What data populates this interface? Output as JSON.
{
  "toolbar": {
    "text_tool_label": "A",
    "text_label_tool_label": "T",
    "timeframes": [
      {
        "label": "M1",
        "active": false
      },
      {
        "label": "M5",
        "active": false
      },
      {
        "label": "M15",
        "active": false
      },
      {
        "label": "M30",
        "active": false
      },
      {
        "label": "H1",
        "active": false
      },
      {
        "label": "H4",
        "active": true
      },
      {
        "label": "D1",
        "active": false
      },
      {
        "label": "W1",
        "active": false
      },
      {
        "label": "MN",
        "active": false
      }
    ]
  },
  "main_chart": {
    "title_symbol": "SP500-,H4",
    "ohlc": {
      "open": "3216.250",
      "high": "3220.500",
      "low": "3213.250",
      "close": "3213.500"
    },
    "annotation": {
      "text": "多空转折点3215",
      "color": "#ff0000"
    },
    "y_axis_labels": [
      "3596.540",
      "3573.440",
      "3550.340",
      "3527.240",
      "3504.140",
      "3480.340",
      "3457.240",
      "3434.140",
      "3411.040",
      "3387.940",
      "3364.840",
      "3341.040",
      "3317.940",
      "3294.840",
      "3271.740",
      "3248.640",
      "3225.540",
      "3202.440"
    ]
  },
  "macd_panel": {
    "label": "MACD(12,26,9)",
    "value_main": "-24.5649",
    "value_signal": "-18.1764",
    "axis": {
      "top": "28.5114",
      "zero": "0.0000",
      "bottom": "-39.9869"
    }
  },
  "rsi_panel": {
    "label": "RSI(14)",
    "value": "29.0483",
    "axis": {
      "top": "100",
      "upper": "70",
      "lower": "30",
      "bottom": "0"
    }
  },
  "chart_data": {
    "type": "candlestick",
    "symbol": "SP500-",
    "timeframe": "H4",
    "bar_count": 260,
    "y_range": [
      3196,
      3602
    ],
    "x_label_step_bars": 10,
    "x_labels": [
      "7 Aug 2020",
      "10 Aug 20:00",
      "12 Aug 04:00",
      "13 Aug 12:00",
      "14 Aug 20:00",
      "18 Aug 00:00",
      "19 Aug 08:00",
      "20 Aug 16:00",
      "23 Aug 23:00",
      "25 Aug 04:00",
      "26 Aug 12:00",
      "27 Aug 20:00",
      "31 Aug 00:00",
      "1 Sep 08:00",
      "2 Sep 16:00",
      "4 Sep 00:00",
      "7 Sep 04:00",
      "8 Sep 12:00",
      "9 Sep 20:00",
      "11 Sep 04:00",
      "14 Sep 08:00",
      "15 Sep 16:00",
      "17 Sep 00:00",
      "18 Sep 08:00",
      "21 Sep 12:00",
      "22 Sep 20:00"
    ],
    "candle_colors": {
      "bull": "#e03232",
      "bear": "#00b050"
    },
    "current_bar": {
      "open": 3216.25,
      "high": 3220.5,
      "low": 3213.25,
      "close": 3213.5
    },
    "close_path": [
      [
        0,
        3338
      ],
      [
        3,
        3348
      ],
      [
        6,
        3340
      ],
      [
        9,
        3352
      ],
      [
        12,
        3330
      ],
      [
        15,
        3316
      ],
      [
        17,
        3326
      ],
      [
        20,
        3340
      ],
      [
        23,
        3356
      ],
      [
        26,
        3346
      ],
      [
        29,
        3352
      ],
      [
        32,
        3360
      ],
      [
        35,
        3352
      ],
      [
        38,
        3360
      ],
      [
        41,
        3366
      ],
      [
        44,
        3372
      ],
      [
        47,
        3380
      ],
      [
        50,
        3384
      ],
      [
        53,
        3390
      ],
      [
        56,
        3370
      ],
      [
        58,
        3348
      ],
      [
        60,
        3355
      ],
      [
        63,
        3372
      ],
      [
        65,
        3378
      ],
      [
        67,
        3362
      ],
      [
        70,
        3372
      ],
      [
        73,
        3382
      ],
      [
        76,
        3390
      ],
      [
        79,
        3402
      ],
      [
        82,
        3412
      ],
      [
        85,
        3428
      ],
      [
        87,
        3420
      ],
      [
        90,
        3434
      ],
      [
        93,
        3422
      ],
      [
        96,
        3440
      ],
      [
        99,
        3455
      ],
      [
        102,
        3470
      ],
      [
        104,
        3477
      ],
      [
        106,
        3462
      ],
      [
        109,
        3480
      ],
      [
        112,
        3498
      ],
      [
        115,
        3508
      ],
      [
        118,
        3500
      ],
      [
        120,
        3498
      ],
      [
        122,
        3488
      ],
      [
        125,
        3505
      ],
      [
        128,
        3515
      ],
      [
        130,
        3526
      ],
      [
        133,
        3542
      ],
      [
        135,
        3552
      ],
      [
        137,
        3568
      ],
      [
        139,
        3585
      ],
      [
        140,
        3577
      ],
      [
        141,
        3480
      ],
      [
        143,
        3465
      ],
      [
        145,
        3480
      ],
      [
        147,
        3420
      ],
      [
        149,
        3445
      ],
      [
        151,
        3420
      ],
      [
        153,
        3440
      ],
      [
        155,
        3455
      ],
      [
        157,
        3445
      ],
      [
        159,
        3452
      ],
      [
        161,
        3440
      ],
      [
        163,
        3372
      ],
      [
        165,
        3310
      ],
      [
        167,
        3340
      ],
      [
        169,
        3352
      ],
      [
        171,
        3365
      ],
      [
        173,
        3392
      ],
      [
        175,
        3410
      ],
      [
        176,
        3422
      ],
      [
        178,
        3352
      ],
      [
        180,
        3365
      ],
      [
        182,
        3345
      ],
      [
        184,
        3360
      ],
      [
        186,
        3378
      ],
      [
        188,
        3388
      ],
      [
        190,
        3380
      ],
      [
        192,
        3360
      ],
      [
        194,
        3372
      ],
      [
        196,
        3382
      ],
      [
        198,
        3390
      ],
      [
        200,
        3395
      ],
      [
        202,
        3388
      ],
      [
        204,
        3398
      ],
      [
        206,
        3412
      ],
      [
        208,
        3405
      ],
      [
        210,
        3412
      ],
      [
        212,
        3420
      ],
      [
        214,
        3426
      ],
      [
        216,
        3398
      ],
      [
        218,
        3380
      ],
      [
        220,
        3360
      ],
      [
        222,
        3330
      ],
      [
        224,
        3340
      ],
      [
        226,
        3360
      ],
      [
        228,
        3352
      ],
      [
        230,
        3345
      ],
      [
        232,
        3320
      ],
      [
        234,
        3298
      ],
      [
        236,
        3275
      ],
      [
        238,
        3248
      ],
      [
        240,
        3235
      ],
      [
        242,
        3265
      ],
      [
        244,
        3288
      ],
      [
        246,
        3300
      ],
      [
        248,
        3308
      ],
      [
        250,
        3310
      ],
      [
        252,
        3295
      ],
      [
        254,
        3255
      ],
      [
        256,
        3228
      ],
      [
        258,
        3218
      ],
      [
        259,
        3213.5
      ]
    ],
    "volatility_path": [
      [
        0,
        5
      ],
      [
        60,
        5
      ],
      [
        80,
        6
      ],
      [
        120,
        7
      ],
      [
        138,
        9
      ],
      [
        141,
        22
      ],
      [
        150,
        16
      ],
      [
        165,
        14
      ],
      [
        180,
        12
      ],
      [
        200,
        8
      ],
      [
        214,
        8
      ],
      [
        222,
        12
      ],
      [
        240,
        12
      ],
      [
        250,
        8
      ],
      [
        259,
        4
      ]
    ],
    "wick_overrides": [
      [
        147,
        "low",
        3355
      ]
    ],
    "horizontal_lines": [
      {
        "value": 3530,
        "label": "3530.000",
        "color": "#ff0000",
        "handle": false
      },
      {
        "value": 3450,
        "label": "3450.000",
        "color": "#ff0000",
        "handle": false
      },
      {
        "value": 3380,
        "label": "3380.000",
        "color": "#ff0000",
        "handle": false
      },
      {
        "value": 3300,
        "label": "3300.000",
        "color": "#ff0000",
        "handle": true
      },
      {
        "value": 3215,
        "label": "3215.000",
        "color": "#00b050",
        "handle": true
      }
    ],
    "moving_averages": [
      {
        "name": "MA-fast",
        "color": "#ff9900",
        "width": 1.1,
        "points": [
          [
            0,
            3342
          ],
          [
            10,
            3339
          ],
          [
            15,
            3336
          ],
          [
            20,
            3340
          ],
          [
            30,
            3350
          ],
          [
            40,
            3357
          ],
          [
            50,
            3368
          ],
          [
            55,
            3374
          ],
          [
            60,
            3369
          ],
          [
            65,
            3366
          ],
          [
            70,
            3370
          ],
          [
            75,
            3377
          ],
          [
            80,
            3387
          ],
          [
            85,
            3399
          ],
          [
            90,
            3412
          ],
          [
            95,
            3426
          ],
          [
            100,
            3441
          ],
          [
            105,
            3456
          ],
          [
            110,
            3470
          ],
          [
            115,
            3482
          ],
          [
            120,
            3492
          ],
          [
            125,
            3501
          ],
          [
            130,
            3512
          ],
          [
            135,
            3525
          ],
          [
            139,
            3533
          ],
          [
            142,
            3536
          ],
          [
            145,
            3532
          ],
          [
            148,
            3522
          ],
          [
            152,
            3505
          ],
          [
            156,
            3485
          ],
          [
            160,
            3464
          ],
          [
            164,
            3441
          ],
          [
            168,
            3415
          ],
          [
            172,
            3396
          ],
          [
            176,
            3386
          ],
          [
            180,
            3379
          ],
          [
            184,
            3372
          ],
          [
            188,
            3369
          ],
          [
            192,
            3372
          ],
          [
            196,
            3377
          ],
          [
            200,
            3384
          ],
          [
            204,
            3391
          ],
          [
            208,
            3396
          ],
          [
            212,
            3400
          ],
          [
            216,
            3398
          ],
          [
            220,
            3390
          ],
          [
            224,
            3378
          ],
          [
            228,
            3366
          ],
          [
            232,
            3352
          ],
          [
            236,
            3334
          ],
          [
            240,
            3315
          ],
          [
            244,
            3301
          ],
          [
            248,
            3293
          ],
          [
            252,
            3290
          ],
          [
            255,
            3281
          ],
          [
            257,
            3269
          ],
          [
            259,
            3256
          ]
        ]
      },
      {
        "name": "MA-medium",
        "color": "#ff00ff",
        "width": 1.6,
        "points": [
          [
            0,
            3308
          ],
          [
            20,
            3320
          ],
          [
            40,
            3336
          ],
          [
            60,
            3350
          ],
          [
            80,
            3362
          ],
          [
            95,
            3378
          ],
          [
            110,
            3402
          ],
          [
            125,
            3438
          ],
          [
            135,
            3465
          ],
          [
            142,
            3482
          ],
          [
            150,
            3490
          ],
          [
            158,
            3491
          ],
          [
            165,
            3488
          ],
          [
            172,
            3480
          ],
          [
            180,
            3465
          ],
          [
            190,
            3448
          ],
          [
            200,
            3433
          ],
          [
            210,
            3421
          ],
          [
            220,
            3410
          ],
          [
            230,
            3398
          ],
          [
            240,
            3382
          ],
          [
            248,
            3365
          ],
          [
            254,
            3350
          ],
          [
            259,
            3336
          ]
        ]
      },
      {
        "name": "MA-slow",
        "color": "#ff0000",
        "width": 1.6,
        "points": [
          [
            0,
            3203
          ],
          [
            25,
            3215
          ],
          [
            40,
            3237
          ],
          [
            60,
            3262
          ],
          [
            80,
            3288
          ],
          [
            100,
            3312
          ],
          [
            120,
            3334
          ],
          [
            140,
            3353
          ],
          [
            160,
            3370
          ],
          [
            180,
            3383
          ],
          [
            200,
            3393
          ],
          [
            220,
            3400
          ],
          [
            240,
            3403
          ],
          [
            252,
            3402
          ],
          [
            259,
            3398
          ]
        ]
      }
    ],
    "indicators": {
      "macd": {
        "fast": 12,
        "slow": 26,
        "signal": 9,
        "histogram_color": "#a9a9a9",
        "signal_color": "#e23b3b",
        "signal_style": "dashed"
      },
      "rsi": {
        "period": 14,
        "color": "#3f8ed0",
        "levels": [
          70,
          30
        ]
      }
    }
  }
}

------------------------------------------------------------------------

• **INSTRUCTIONS TO FOLLOW**: Gather each line from the listing above that holds "name".

• **IN RESPONSE**:
        "name": "MA-fast",
        "name": "MA-medium",
        "name": "MA-slow",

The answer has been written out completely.